Only lines with the word "Long" are needed; collect each of them from the listing below.

--- start of Given data ---

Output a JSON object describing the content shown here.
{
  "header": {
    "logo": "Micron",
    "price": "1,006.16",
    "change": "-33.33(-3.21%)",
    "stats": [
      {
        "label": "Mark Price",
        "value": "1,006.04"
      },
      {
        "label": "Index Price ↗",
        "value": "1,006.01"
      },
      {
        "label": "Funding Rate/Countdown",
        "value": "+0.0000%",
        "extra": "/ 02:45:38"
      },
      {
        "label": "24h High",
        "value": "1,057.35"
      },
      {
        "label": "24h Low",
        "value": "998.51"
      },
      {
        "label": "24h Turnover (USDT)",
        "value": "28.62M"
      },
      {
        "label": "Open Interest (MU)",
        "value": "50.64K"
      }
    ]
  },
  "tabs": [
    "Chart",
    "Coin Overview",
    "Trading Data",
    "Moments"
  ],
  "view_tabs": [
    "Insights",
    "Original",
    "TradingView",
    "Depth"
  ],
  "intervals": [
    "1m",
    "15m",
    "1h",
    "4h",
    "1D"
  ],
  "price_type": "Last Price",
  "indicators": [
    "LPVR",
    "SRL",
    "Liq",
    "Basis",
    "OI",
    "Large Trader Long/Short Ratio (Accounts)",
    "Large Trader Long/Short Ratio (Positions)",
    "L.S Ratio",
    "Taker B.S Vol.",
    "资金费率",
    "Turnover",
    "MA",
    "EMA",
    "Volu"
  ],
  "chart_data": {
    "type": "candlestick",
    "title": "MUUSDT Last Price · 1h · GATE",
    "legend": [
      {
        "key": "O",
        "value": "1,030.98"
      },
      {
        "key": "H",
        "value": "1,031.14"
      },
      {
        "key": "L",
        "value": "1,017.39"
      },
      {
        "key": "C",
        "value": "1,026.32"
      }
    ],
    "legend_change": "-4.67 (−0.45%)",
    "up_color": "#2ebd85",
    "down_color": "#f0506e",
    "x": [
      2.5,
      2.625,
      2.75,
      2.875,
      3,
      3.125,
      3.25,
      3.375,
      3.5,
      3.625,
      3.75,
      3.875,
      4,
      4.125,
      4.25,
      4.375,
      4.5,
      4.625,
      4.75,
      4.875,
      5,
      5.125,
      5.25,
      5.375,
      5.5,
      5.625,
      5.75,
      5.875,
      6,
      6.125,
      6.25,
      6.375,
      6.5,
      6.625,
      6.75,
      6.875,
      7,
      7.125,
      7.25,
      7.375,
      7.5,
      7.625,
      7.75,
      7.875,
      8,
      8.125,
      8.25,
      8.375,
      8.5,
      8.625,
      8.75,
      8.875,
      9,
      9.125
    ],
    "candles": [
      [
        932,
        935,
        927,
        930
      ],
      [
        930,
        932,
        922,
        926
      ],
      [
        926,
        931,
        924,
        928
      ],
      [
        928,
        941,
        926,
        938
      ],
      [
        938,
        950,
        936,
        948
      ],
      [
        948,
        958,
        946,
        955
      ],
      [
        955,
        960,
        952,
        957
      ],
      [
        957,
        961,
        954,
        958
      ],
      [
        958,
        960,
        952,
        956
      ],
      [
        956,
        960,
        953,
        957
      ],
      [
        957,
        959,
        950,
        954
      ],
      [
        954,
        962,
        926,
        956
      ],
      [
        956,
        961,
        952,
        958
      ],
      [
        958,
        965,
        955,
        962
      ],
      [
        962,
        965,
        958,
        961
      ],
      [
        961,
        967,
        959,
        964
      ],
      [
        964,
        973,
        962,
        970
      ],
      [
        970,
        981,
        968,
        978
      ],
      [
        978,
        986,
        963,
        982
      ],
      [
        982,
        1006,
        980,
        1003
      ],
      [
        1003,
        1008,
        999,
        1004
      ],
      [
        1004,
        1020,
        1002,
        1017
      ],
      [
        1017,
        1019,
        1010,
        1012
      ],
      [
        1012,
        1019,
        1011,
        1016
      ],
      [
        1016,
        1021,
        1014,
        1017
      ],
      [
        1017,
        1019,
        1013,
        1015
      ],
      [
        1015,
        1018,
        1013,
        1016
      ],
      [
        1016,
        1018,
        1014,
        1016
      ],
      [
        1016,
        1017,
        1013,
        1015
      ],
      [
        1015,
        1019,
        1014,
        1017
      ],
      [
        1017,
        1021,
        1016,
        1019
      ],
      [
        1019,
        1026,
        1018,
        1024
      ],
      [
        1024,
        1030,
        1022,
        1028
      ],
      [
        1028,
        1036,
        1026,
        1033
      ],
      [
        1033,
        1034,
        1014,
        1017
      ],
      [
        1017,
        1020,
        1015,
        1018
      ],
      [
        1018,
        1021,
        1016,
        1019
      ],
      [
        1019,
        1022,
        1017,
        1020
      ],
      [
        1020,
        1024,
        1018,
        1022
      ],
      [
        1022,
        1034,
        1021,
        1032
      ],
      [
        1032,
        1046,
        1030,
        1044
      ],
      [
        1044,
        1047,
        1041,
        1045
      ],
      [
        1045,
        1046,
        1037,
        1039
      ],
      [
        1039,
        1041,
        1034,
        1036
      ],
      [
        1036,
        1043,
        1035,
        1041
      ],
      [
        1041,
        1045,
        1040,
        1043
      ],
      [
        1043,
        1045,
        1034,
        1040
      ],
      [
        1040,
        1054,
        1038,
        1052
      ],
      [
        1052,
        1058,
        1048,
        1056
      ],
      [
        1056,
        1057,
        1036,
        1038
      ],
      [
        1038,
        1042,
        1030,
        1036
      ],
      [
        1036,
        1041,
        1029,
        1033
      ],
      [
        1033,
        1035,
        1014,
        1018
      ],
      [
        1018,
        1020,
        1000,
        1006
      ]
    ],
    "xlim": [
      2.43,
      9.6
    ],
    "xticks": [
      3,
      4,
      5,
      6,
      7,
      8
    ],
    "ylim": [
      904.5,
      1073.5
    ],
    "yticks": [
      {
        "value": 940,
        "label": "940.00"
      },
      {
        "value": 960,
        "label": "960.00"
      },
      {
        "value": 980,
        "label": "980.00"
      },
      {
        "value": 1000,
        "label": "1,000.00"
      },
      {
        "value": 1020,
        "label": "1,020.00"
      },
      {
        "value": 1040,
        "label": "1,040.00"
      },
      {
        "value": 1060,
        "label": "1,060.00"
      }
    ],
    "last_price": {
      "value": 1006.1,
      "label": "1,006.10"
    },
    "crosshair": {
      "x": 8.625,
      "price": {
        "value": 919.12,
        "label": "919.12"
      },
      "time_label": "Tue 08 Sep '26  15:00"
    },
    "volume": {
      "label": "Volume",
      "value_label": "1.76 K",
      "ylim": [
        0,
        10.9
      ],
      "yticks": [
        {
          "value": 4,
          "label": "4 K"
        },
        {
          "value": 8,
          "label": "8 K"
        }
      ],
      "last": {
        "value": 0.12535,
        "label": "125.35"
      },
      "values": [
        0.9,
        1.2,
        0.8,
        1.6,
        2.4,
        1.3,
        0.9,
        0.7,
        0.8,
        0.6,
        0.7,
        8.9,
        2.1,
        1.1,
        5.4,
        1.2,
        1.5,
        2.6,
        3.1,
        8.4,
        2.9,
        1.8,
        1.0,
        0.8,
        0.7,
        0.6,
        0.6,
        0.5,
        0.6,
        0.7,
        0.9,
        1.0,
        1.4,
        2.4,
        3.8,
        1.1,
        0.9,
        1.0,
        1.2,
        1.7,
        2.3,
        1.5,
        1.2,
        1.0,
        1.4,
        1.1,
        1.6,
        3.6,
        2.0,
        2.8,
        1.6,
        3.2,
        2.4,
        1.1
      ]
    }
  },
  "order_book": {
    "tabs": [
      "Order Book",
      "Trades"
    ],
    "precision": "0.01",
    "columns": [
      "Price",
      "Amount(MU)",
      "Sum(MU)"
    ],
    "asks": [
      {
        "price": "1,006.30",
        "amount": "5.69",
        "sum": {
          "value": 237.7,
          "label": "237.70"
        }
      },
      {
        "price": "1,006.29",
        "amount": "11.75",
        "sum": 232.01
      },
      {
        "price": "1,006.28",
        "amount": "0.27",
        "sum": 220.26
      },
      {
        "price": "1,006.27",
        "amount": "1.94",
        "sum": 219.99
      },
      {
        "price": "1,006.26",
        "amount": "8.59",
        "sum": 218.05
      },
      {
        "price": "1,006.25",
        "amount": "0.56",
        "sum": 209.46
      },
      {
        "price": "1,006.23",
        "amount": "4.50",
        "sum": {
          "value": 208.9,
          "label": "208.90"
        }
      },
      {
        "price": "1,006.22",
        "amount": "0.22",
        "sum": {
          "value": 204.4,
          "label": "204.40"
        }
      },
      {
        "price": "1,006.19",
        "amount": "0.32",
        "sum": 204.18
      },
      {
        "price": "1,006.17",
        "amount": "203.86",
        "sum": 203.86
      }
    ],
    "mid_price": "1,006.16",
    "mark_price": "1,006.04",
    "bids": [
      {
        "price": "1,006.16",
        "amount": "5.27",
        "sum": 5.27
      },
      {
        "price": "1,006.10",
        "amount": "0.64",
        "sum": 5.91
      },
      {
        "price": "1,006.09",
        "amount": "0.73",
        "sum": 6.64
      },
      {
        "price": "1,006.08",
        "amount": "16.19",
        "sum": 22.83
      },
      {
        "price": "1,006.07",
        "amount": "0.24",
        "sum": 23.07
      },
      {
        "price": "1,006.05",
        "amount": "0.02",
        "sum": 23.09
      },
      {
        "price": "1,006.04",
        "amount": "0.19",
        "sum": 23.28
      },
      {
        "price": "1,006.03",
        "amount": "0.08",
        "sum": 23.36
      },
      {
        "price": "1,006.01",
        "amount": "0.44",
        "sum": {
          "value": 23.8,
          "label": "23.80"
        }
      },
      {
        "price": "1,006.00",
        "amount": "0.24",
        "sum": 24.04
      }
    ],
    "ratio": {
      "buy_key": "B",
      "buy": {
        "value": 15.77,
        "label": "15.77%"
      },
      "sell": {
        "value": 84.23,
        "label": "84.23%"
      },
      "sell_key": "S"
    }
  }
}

--- end of Given data ---

• Solution:
    "Large Trader Long/Short Ratio (Accounts)",
    "Large Trader Long/Short Ratio (Positions)",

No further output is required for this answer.